>>>>
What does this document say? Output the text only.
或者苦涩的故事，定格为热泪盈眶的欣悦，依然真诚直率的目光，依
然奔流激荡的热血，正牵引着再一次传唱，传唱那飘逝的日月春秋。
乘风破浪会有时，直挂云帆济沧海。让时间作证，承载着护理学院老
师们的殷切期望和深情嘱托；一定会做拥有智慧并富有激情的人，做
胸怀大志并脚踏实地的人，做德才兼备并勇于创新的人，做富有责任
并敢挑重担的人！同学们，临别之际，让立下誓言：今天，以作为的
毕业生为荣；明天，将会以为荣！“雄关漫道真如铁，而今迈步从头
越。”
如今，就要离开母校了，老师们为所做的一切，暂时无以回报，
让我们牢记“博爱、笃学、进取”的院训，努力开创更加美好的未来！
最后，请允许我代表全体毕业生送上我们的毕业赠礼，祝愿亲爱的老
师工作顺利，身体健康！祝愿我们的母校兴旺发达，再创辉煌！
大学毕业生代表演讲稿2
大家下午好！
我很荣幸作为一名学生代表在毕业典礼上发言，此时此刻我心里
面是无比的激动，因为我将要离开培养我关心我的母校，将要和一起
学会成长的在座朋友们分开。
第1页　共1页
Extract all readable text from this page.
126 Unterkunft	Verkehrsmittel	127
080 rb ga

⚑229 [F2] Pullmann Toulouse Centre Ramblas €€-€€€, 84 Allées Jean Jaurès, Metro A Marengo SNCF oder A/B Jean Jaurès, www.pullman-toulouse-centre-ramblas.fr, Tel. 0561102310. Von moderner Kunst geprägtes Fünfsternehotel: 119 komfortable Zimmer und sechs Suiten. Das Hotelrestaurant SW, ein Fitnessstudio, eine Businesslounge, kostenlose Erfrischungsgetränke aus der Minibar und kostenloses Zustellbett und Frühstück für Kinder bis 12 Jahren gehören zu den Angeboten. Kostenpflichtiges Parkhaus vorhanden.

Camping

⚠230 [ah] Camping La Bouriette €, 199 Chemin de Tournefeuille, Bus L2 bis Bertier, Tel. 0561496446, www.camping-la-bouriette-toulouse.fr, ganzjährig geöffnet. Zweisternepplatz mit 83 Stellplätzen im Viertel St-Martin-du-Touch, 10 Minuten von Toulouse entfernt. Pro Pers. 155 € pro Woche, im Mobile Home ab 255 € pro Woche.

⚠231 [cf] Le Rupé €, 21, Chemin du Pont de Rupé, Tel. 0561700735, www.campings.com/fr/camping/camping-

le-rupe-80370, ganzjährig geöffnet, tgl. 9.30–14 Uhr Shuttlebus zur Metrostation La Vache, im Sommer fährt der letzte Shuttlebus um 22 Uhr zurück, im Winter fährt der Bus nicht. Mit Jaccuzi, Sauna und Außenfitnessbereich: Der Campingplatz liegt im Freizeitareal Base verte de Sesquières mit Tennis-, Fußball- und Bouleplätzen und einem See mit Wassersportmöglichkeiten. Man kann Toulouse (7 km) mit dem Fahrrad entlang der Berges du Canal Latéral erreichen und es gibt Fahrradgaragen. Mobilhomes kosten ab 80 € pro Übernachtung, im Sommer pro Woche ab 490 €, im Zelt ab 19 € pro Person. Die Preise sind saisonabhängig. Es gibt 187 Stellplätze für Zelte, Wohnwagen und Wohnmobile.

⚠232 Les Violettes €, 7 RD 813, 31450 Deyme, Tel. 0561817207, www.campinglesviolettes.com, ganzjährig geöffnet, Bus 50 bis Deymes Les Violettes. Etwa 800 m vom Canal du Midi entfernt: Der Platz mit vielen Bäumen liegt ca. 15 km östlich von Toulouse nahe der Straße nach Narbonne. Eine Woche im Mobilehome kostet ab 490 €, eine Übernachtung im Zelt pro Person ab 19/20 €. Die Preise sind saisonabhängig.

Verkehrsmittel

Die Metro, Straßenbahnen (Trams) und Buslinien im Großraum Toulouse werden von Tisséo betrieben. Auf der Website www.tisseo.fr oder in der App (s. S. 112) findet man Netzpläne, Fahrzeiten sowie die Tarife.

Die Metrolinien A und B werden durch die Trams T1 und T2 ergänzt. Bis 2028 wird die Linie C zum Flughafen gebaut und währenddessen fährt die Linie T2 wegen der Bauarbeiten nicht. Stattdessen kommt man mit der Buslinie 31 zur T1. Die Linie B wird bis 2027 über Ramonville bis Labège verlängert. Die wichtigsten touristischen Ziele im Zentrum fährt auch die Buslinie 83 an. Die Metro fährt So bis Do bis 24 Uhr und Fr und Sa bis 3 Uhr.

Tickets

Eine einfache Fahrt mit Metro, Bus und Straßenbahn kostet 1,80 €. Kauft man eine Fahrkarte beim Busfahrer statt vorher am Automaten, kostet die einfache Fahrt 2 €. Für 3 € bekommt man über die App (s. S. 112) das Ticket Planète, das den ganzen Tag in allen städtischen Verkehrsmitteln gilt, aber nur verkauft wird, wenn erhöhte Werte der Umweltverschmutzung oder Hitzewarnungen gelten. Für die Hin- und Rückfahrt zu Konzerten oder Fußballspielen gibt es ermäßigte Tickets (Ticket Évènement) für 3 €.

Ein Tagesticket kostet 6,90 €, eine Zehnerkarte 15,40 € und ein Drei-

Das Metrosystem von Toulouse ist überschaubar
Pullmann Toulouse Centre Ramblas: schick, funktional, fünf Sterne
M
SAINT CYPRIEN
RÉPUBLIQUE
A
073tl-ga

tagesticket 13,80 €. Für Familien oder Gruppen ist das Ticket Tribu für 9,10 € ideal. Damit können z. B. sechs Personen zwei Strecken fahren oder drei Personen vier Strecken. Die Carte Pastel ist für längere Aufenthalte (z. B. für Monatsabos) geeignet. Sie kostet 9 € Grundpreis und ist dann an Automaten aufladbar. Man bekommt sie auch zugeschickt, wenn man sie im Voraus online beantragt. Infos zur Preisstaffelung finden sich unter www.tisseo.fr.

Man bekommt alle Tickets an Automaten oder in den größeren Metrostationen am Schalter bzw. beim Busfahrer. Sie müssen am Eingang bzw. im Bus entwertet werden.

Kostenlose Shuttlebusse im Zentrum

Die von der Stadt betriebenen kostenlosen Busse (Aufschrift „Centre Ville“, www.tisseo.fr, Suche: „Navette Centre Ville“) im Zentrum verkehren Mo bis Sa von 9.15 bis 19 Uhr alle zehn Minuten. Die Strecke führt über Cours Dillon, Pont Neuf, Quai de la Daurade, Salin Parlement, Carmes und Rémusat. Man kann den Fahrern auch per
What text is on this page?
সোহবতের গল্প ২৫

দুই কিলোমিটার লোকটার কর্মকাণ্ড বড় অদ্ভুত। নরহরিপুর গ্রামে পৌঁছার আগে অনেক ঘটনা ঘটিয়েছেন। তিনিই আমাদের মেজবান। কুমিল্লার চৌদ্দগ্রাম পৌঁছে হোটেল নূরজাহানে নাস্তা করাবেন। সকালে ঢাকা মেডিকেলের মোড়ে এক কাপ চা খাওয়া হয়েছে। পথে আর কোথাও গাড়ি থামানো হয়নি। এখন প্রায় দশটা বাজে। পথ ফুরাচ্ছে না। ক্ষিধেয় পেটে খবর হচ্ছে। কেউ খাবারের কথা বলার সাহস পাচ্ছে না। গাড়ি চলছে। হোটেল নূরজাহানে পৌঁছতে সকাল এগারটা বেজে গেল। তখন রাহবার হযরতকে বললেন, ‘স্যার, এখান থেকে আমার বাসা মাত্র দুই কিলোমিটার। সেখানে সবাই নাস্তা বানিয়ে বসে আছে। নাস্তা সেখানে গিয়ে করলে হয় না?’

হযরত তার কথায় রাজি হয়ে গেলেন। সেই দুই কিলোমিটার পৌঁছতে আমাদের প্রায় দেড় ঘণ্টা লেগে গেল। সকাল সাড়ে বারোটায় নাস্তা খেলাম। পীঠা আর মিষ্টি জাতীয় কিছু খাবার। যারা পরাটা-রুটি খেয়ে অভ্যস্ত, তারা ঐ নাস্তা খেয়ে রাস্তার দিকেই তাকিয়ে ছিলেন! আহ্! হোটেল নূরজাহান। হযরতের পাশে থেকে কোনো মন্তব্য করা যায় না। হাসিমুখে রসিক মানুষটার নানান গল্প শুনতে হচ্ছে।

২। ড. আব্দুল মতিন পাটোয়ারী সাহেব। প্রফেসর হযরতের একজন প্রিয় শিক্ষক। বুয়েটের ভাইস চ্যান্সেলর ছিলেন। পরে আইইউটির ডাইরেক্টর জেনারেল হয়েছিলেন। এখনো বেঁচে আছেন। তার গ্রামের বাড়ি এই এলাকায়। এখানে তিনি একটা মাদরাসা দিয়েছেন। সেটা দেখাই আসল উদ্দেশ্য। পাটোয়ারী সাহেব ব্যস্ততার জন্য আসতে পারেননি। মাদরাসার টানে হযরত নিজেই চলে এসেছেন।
<<<<
Copy each line above where the string "Woche" occurs.

⚠230 [ah] Camping La Bouriette €, 199 Chemin de Tournefeuille, Bus L2 bis Bertier, Tel. 0561496446, www.camping-la-bouriette-toulouse.fr, ganzjährig geöffnet. Zweisternepplatz mit 83 Stellplätzen im Viertel St-Martin-du-Touch, 10 Minuten von Toulouse entfernt. Pro Pers. 155 € pro Woche, im Mobile Home ab 255 € pro Woche.
le-rupe-80370, ganzjährig geöffnet, tgl. 9.30–14 Uhr Shuttlebus zur Metrostation La Vache, im Sommer fährt der letzte Shuttlebus um 22 Uhr zurück, im Winter fährt der Bus nicht. Mit Jaccuzi, Sauna und Außenfitnessbereich: Der Campingplatz liegt im Freizeitareal Base verte de Sesquières mit Tennis-, Fußball- und Bouleplätzen und einem See mit Wassersportmöglichkeiten. Man kann Toulouse (7 km) mit dem Fahrrad entlang der Berges du Canal Latéral erreichen und es gibt Fahrradgaragen. Mobilhomes kosten ab 80 € pro Übernachtung, im Sommer pro Woche ab 490 €, im Zelt ab 19 € pro Person. Die Preise sind saisonabhängig. Es gibt 187 Stellplätze für Zelte, Wohnwagen und Wohnmobile.
⚠232 Les Violettes €, 7 RD 813, 31450 Deyme, Tel. 0561817207, www.campinglesviolettes.com, ganzjährig geöffnet, Bus 50 bis Deymes Les Violettes. Etwa 800 m vom Canal du Midi entfernt: Der Platz mit vielen Bäumen liegt ca. 15 km östlich von Toulouse nahe der Straße nach Narbonne. Eine Woche im Mobilehome kostet ab 490 €, eine Übernachtung im Zelt pro Person ab 19/20 €. Die Preise sind saisonabhängig.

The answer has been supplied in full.